WHAT YOU ARE ASKED TO DO
Copy everything in the listing below word for word, apart from any images.

--- ENTRIES PROVIDED ---

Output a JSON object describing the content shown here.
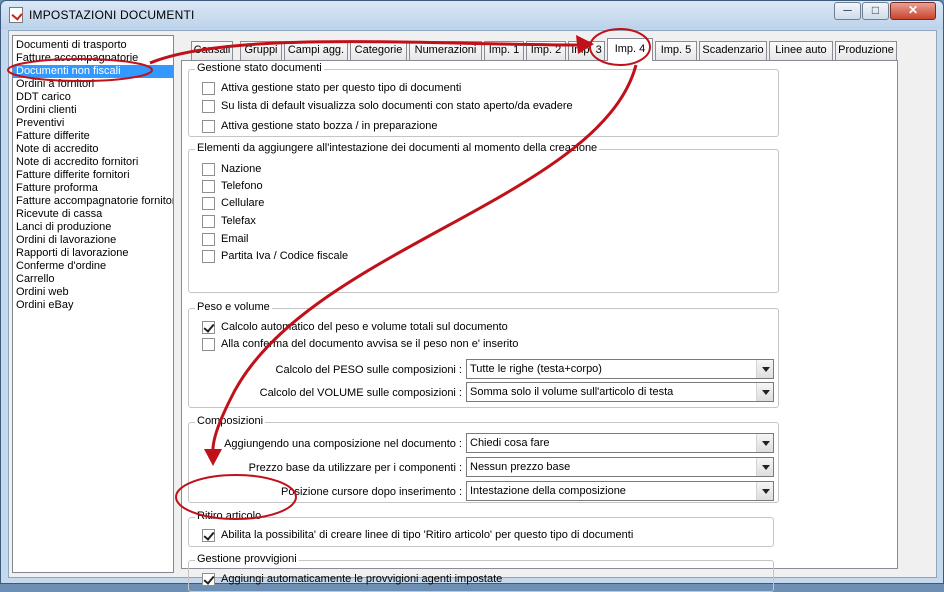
{
  "window": {
    "title": "IMPOSTAZIONI DOCUMENTI",
    "min": "─",
    "max": "□",
    "close": "✕"
  },
  "doc_types": [
    "Documenti di trasporto",
    "Fatture accompagnatorie",
    "Documenti non fiscali",
    "Ordini a fornitori",
    "DDT carico",
    "Ordini clienti",
    "Preventivi",
    "Fatture differite",
    "Note di accredito",
    "Note di accredito fornitori",
    "Fatture differite fornitori",
    "Fatture proforma",
    "Fatture accompagnatorie fornitori",
    "Ricevute di cassa",
    "Lanci di produzione",
    "Ordini di lavorazione",
    "Rapporti di lavorazione",
    "Conferme d'ordine",
    "Carrello",
    "Ordini web",
    "Ordini eBay"
  ],
  "selected_doc": "Documenti non fiscali",
  "tabs": [
    "Causali",
    "Gruppi",
    "Campi agg.",
    "Categorie",
    "Numerazioni",
    "Imp. 1",
    "Imp. 2",
    "Imp. 3",
    "Imp. 4",
    "Imp. 5",
    "Scadenzario",
    "Linee auto",
    "Produzione"
  ],
  "active_tab": "Imp. 4",
  "stato": {
    "title": "Gestione stato documenti",
    "items": [
      {
        "label": "Attiva gestione stato per questo tipo di documenti",
        "checked": false
      },
      {
        "label": "Su lista di default visualizza solo documenti con stato aperto/da evadere",
        "checked": false
      },
      {
        "label": "Attiva gestione stato bozza / in preparazione",
        "checked": false
      }
    ]
  },
  "intestazione": {
    "title": "Elementi da aggiungere all'intestazione dei documenti al momento della creazione",
    "items": [
      {
        "label": "Nazione",
        "checked": false
      },
      {
        "label": "Telefono",
        "checked": false
      },
      {
        "label": "Cellulare",
        "checked": false
      },
      {
        "label": "Telefax",
        "checked": false
      },
      {
        "label": "Email",
        "checked": false
      },
      {
        "label": "Partita Iva / Codice fiscale",
        "checked": false
      }
    ]
  },
  "peso": {
    "title": "Peso e volume",
    "items": [
      {
        "label": "Calcolo automatico del peso e volume totali sul documento",
        "checked": true
      },
      {
        "label": "Alla conferma del documento avvisa se il peso non e' inserito",
        "checked": false
      }
    ],
    "peso_label": "Calcolo del PESO sulle composizioni :",
    "peso_value": "Tutte le righe (testa+corpo)",
    "volume_label": "Calcolo del VOLUME sulle composizioni :",
    "volume_value": "Somma solo il volume sull'articolo di testa"
  },
  "composizioni": {
    "title": "Composizioni",
    "rows": [
      {
        "label": "Aggiungendo una composizione nel documento :",
        "value": "Chiedi cosa fare"
      },
      {
        "label": "Prezzo base da utilizzare per i componenti :",
        "value": "Nessun prezzo base"
      },
      {
        "label": "Posizione cursore dopo inserimento :",
        "value": "Intestazione della composizione"
      }
    ]
  },
  "ritiro": {
    "title": "Ritiro articolo",
    "label": "Abilita la possibilita' di creare linee di tipo 'Ritiro articolo' per questo tipo di documenti",
    "checked": true
  },
  "provvigioni": {
    "title": "Gestione provvigioni",
    "label": "Aggiungi automaticamente le provvigioni agenti impostate",
    "checked": true
  },
  "annotation_color": "#c0111b"
}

---

RESULT OF THIS TASK
Output a JSON object describing the content shown here.
{
  "window": {
    "title": "IMPOSTAZIONI DOCUMENTI",
    "min": "─",
    "max": "□",
    "close": "✕"
  },
  "doc_types": [
    "Documenti di trasporto",
    "Fatture accompagnatorie",
    "Documenti non fiscali",
    "Ordini a fornitori",
    "DDT carico",
    "Ordini clienti",
    "Preventivi",
    "Fatture differite",
    "Note di accredito",
    "Note di accredito fornitori",
    "Fatture differite fornitori",
    "Fatture proforma",
    "Fatture accompagnatorie fornitori",
    "Ricevute di cassa",
    "Lanci di produzione",
    "Ordini di lavorazione",
    "Rapporti di lavorazione",
    "Conferme d'ordine",
    "Carrello",
    "Ordini web",
    "Ordini eBay"
  ],
  "selected_doc": "Documenti non fiscali",
  "tabs": [
    "Causali",
    "Gruppi",
    "Campi agg.",
    "Categorie",
    "Numerazioni",
    "Imp. 1",
    "Imp. 2",
    "Imp. 3",
    "Imp. 4",
    "Imp. 5",
    "Scadenzario",
    "Linee auto",
    "Produzione"
  ],
  "active_tab": "Imp. 4",
  "stato": {
    "title": "Gestione stato documenti",
    "items": [
      {
        "label": "Attiva gestione stato per questo tipo di documenti",
        "checked": false
      },
      {
        "label": "Su lista di default visualizza solo documenti con stato aperto/da evadere",
        "checked": false
      },
      {
        "label": "Attiva gestione stato bozza / in preparazione",
        "checked": false
      }
    ]
  },
  "intestazione": {
    "title": "Elementi da aggiungere all'intestazione dei documenti al momento della creazione",
    "items": [
      {
        "label": "Nazione",
        "checked": false
      },
      {
        "label": "Telefono",
        "checked": false
      },
      {
        "label": "Cellulare",
        "checked": false
      },
      {
        "label": "Telefax",
        "checked": false
      },
      {
        "label": "Email",
        "checked": false
      },
      {
        "label": "Partita Iva / Codice fiscale",
        "checked": false
      }
    ]
  },
  "peso": {
    "title": "Peso e volume",
    "items": [
      {
        "label": "Calcolo automatico del peso e volume totali sul documento",
        "checked": true
      },
      {
        "label": "Alla conferma del documento avvisa se il peso non e' inserito",
        "checked": false
      }
    ],
    "peso_label": "Calcolo del PESO sulle composizioni :",
    "peso_value": "Tutte le righe (testa+corpo)",
    "volume_label": "Calcolo del VOLUME sulle composizioni :",
    "volume_value": "Somma solo il volume sull'articolo di testa"
  },
  "composizioni": {
    "title": "Composizioni",
    "rows": [
      {
        "label": "Aggiungendo una composizione nel documento :",
        "value": "Chiedi cosa fare"
      },
      {
        "label": "Prezzo base da utilizzare per i componenti :",
        "value": "Nessun prezzo base"
      },
      {
        "label": "Posizione cursore dopo inserimento :",
        "value": "Intestazione della composizione"
      }
    ]
  },
  "ritiro": {
    "title": "Ritiro articolo",
    "label": "Abilita la possibilita' di creare linee di tipo 'Ritiro articolo' per questo tipo di documenti",
    "checked": true
  },
  "provvigioni": {
    "title": "Gestione provvigioni",
    "label": "Aggiungi automaticamente le provvigioni agenti impostate",
    "checked": true
  },
  "annotation_color": "#c0111b"
}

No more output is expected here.